>>>>>

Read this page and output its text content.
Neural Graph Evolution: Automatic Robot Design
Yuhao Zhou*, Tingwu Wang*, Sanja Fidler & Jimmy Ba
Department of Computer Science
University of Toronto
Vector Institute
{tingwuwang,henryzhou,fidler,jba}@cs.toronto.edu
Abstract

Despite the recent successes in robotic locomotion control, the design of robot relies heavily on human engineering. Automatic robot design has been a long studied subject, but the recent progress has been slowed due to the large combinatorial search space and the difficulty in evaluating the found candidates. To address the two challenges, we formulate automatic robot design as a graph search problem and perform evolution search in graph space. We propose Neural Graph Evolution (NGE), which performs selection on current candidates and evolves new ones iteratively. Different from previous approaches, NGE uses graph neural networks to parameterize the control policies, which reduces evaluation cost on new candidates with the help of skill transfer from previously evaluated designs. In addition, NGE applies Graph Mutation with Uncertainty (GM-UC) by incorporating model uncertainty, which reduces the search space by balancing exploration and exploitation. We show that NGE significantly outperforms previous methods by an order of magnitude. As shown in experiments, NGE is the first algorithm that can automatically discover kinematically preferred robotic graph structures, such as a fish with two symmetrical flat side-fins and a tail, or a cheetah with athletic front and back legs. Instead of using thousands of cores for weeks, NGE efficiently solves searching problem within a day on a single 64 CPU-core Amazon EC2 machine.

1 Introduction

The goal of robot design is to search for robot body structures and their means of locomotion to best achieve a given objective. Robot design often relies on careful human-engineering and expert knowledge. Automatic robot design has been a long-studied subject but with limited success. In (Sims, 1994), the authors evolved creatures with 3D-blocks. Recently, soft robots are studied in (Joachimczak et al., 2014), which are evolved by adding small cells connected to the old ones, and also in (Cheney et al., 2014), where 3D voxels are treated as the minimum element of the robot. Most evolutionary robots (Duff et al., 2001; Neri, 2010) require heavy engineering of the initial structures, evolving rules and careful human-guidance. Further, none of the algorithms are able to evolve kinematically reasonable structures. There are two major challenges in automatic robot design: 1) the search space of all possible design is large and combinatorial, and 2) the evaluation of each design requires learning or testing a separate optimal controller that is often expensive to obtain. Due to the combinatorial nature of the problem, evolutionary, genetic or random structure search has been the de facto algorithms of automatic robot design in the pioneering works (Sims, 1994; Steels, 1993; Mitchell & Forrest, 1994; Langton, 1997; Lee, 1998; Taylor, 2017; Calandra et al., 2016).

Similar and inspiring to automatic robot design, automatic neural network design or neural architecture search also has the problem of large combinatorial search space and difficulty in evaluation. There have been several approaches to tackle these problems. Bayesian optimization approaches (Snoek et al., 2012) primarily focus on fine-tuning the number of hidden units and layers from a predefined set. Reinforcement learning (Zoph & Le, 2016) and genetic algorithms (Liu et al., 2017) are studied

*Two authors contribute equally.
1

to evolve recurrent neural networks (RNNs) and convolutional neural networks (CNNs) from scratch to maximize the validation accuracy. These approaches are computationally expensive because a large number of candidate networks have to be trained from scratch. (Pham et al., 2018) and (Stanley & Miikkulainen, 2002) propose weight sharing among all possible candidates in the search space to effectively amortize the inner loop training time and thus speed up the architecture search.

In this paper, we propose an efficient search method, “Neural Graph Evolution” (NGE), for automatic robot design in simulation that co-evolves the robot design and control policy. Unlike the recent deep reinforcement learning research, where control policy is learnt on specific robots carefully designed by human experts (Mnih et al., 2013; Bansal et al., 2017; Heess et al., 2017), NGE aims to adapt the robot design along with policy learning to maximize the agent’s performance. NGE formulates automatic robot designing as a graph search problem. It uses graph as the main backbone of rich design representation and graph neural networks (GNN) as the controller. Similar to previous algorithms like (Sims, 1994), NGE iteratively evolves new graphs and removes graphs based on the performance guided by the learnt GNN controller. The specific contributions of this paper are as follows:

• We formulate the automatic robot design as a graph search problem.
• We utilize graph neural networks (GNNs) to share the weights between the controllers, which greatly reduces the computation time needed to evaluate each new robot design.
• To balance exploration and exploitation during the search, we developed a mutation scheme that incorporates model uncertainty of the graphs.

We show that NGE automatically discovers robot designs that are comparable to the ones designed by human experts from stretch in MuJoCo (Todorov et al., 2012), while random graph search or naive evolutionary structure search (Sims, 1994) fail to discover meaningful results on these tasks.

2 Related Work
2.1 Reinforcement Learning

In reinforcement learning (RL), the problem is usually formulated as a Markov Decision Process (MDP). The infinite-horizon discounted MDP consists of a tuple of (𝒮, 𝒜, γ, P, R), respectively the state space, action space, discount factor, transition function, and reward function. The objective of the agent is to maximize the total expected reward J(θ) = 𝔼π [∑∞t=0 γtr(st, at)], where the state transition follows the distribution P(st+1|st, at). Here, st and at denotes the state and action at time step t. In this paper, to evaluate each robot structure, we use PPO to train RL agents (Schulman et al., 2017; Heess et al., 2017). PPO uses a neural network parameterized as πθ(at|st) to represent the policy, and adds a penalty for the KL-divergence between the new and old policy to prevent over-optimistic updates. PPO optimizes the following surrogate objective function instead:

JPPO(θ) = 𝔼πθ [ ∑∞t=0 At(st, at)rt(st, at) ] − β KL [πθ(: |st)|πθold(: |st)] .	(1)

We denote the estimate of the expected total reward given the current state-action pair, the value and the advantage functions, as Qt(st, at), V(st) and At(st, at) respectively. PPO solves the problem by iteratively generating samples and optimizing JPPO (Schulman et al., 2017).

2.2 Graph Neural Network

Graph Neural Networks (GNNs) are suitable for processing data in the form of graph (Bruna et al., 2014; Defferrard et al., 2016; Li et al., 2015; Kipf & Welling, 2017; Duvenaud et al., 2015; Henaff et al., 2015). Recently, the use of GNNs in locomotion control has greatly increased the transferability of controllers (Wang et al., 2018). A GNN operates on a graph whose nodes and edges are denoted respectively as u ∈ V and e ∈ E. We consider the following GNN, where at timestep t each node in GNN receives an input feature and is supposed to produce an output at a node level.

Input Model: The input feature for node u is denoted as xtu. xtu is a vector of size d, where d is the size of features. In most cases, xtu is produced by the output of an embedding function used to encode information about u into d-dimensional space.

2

<<<<<

(Your task) Consider the entries above and return each line with the string "JPPO".

(Answer for this exercise)
JPPO(θ) = 𝔼πθ [ ∑∞t=0 At(st, at)rt(st, at) ] − β KL [πθ(: |st)|πθold(: |st)] .	(1)
We denote the estimate of the expected total reward given the current state-action pair, the value and the advantage functions, as Qt(st, at), V(st) and At(st, at) respectively. PPO solves the problem by iteratively generating samples and optimizing JPPO (Schulman et al., 2017).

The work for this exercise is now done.